▶ **TASK BRIEF**:
Scan the material and copy every line in which "JSON" appears.

(Figure contents as structured data)
################

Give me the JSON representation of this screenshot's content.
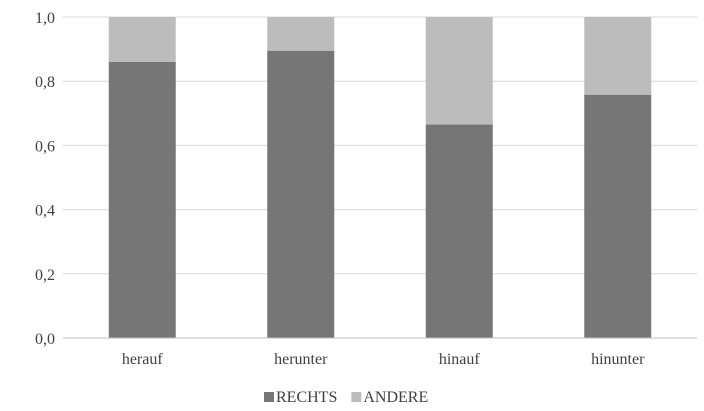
{
  "chart_data": {
    "type": "bar",
    "stacked": true,
    "categories": [
      "herauf",
      "herunter",
      "hinauf",
      "hinunter"
    ],
    "series": [
      {
        "name": "RECHTS",
        "values": [
          0.86,
          0.895,
          0.665,
          0.758
        ],
        "color": "#767676"
      },
      {
        "name": "ANDERE",
        "values": [
          0.14,
          0.105,
          0.335,
          0.242
        ],
        "color": "#bcbcbc"
      }
    ],
    "ylim": [
      0,
      1
    ],
    "yticks": [
      "0,0",
      "0,2",
      "0,4",
      "0,6",
      "0,8",
      "1,0"
    ],
    "grid": true,
    "legend_position": "bottom"
  }
}
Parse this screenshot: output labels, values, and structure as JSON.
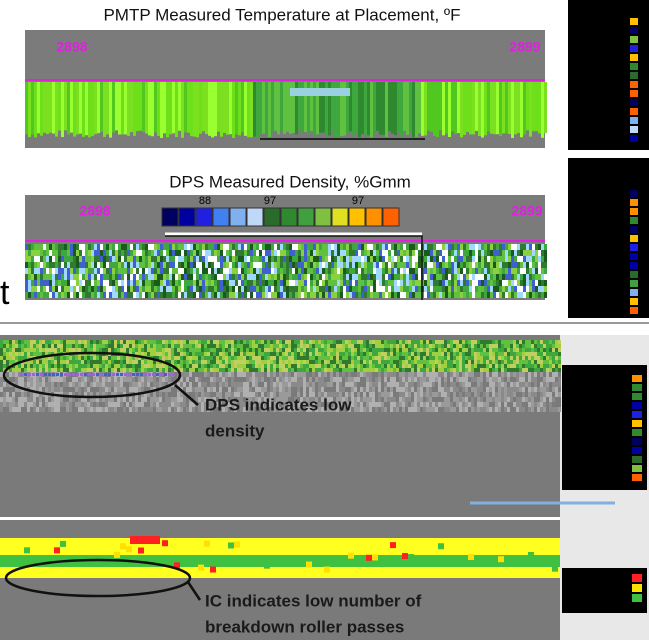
{
  "top_panel": {
    "title": "PMTP Measured Temperature at Placement, ºF",
    "station_left": "2898",
    "station_right": "2899"
  },
  "middle_panel": {
    "title": "DPS Measured Density, %Gmm",
    "station_left": "2898",
    "station_right": "2899",
    "scale_labels": [
      "88",
      "97",
      "97"
    ]
  },
  "side_letter": "t",
  "bottom_panel": {
    "annotation_1": [
      "DPS indicates low",
      "density"
    ],
    "annotation_2": [
      "IC indicates low number of",
      "breakdown roller passes"
    ]
  }
}
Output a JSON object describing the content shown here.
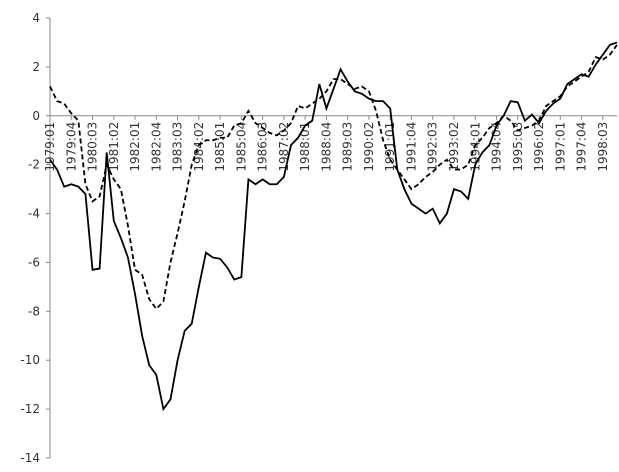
{
  "chart_data": {
    "type": "line",
    "categories": [
      "1979:01",
      null,
      null,
      "1979:04",
      null,
      null,
      "1980:03",
      null,
      null,
      "1981:02",
      null,
      null,
      "1982:01",
      null,
      null,
      "1982:04",
      null,
      null,
      "1983:03",
      null,
      null,
      "1984:02",
      null,
      null,
      "1985:01",
      null,
      null,
      "1985:04",
      null,
      null,
      "1986:03",
      null,
      null,
      "1987:02",
      null,
      null,
      "1988:01",
      null,
      null,
      "1988:04",
      null,
      null,
      "1989:03",
      null,
      null,
      "1990:02",
      null,
      null,
      "1991:01",
      null,
      null,
      "1991:04",
      null,
      null,
      "1992:03",
      null,
      null,
      "1993:02",
      null,
      null,
      "1994:01",
      null,
      null,
      "1994:04",
      null,
      null,
      "1995:03",
      null,
      null,
      "1996:02",
      null,
      null,
      "1997:01",
      null,
      null,
      "1997:04",
      null,
      null,
      "1998:03",
      null,
      null
    ],
    "series": [
      {
        "color": "#000000",
        "dashed": false,
        "values": [
          -1.8,
          -2.2,
          -2.9,
          -2.8,
          -2.9,
          -3.2,
          -6.3,
          -6.25,
          -1.5,
          -4.3,
          -5.0,
          -5.8,
          -7.3,
          -9.0,
          -10.2,
          -10.6,
          -12.0,
          -11.6,
          -10.0,
          -8.8,
          -8.5,
          -7.0,
          -5.6,
          -5.8,
          -5.85,
          -6.2,
          -6.7,
          -6.6,
          -2.6,
          -2.8,
          -2.6,
          -2.8,
          -2.8,
          -2.5,
          -1.2,
          -0.9,
          -0.4,
          -0.2,
          1.3,
          0.3,
          1.1,
          1.9,
          1.4,
          1.0,
          0.9,
          0.7,
          0.6,
          0.6,
          0.3,
          -2.2,
          -3.0,
          -3.6,
          -3.8,
          -4.0,
          -3.8,
          -4.4,
          -4.0,
          -3.0,
          -3.1,
          -3.4,
          -2.0,
          -1.5,
          -1.2,
          -0.4,
          0.0,
          0.6,
          0.55,
          -0.2,
          0.05,
          -0.3,
          0.2,
          0.5,
          0.7,
          1.3,
          1.5,
          1.7,
          1.6,
          2.1,
          2.5,
          2.9,
          3.0
        ]
      },
      {
        "color": "#000000",
        "dashed": true,
        "values": [
          1.2,
          0.6,
          0.5,
          0.1,
          -0.2,
          -2.8,
          -3.5,
          -3.3,
          -2.0,
          -2.6,
          -3.0,
          -4.5,
          -6.3,
          -6.5,
          -7.5,
          -7.9,
          -7.6,
          -6.0,
          -4.8,
          -3.5,
          -2.0,
          -1.2,
          -1.0,
          -1.0,
          -0.9,
          -0.9,
          -0.4,
          -0.3,
          0.2,
          -0.3,
          -0.5,
          -0.7,
          -0.8,
          -0.6,
          -0.3,
          0.4,
          0.3,
          0.5,
          0.7,
          1.0,
          1.5,
          1.5,
          1.3,
          1.1,
          1.2,
          1.0,
          0.2,
          -1.0,
          -1.8,
          -2.2,
          -2.6,
          -3.0,
          -2.8,
          -2.5,
          -2.3,
          -2.0,
          -1.8,
          -2.2,
          -2.2,
          -2.0,
          -1.2,
          -0.9,
          -0.5,
          -0.3,
          0.0,
          -0.2,
          -0.6,
          -0.5,
          -0.4,
          -0.2,
          0.4,
          0.6,
          0.8,
          1.2,
          1.4,
          1.6,
          1.8,
          2.4,
          2.3,
          2.5,
          2.9
        ]
      }
    ],
    "ylim": [
      -14,
      4
    ],
    "yticks": [
      -14,
      -12,
      -10,
      -8,
      -6,
      -4,
      -2,
      0,
      2,
      4
    ],
    "grid": false
  }
}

################

▶ **ANSWER TO THE EXERCISE**:
Give me the JSON representation of this screenshot's content.
Parse this screenshot: output labels, values, and structure as JSON.
Output a JSON object describing the content shown here.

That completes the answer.